------ Records provided

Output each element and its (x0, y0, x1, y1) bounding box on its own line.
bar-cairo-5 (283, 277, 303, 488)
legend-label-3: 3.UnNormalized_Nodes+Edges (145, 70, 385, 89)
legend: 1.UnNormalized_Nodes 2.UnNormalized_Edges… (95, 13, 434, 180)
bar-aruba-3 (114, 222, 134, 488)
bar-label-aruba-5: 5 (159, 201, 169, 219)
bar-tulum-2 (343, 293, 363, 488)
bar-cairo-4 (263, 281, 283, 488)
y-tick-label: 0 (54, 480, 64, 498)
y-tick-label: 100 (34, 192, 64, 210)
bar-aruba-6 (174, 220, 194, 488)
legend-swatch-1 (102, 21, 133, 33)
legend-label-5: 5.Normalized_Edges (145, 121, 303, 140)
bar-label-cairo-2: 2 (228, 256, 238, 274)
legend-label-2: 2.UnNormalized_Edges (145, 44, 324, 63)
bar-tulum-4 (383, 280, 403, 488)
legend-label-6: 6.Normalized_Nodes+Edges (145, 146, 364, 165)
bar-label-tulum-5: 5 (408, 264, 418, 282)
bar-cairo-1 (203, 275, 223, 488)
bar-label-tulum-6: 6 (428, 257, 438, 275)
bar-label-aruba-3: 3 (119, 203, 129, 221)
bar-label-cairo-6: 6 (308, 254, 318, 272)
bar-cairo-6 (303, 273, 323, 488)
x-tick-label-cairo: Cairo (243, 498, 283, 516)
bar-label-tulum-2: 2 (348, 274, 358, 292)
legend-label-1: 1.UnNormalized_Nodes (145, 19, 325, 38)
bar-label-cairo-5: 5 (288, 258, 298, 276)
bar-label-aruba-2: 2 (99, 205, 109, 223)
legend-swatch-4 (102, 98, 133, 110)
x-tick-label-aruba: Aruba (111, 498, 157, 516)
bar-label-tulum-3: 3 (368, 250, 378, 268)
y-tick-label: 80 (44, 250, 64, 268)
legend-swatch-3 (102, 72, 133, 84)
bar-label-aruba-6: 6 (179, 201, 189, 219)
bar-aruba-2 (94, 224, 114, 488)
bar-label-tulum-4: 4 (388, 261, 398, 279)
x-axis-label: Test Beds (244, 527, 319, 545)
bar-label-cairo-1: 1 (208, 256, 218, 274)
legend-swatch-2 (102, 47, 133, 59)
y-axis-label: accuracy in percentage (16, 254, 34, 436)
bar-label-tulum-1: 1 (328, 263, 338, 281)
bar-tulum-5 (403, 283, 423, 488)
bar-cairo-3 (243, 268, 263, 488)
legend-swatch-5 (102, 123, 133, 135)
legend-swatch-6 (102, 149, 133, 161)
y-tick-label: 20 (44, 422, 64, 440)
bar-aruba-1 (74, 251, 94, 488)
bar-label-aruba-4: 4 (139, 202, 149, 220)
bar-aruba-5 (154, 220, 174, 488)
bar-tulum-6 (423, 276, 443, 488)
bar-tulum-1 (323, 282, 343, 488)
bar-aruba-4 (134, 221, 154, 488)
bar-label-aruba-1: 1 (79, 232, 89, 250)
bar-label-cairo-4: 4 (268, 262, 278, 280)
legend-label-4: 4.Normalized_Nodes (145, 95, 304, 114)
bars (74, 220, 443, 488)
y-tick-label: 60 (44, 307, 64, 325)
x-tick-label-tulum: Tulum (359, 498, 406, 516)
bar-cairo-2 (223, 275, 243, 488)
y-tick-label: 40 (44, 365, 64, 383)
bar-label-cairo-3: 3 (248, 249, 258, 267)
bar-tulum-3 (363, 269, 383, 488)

------------

Revise the items above so that "accuracy in percentage" becomes "accuracy (%)", with every other line left the same.

§ **Final result**:
Output each element and its (x0, y0, x1, y1) bounding box on its own line.
bar-cairo-5 (283, 277, 303, 488)
legend-label-3: 3.UnNormalized_Nodes+Edges (145, 70, 385, 89)
legend: 1.UnNormalized_Nodes 2.UnNormalized_Edges… (95, 13, 434, 180)
bar-aruba-3 (114, 222, 134, 488)
bar-label-aruba-5: 5 (159, 201, 169, 219)
bar-tulum-2 (343, 293, 363, 488)
bar-cairo-4 (263, 281, 283, 488)
y-tick-label: 0 (54, 480, 64, 498)
y-tick-label: 100 (34, 192, 64, 210)
bar-aruba-6 (174, 220, 194, 488)
legend-swatch-1 (102, 21, 133, 33)
legend-label-5: 5.Normalized_Edges (145, 121, 303, 140)
bar-label-cairo-2: 2 (228, 256, 238, 274)
legend-label-2: 2.UnNormalized_Edges (145, 44, 324, 63)
bar-tulum-4 (383, 280, 403, 488)
legend-label-6: 6.Normalized_Nodes+Edges (145, 146, 364, 165)
bar-label-tulum-5: 5 (408, 264, 418, 282)
bar-cairo-1 (203, 275, 223, 488)
bar-label-tulum-6: 6 (428, 257, 438, 275)
bar-label-aruba-3: 3 (119, 203, 129, 221)
bar-label-cairo-6: 6 (308, 254, 318, 272)
bar-cairo-6 (303, 273, 323, 488)
x-tick-label-cairo: Cairo (243, 498, 283, 516)
bar-label-tulum-2: 2 (348, 274, 358, 292)
legend-label-1: 1.UnNormalized_Nodes (145, 19, 325, 38)
bar-label-cairo-5: 5 (288, 258, 298, 276)
bar-label-aruba-2: 2 (99, 205, 109, 223)
legend-swatch-4 (102, 98, 133, 110)
x-tick-label-aruba: Aruba (111, 498, 157, 516)
bar-label-tulum-3: 3 (368, 250, 378, 268)
y-tick-label: 80 (44, 250, 64, 268)
legend-swatch-3 (102, 72, 133, 84)
bar-label-aruba-6: 6 (179, 201, 189, 219)
bar-aruba-2 (94, 224, 114, 488)
bar-label-tulum-4: 4 (388, 261, 398, 279)
x-axis-label: Test Beds (244, 527, 319, 545)
bar-label-cairo-1: 1 (208, 256, 218, 274)
legend-swatch-2 (102, 47, 133, 59)
y-axis-label: accuracy (%) (16, 254, 34, 436)
bar-label-tulum-1: 1 (328, 263, 338, 281)
bar-tulum-5 (403, 283, 423, 488)
bar-cairo-3 (243, 268, 263, 488)
legend-swatch-5 (102, 123, 133, 135)
legend-swatch-6 (102, 149, 133, 161)
y-tick-label: 20 (44, 422, 64, 440)
bar-aruba-1 (74, 251, 94, 488)
bar-label-aruba-4: 4 (139, 202, 149, 220)
bar-aruba-5 (154, 220, 174, 488)
bar-tulum-6 (423, 276, 443, 488)
bar-tulum-1 (323, 282, 343, 488)
bar-aruba-4 (134, 221, 154, 488)
bar-label-aruba-1: 1 (79, 232, 89, 250)
bar-label-cairo-4: 4 (268, 262, 278, 280)
legend-label-4: 4.Normalized_Nodes (145, 95, 304, 114)
bars (74, 220, 443, 488)
y-tick-label: 60 (44, 307, 64, 325)
x-tick-label-tulum: Tulum (359, 498, 406, 516)
bar-cairo-2 (223, 275, 243, 488)
y-tick-label: 40 (44, 365, 64, 383)
bar-label-cairo-3: 3 (248, 249, 258, 267)
bar-tulum-3 (363, 269, 383, 488)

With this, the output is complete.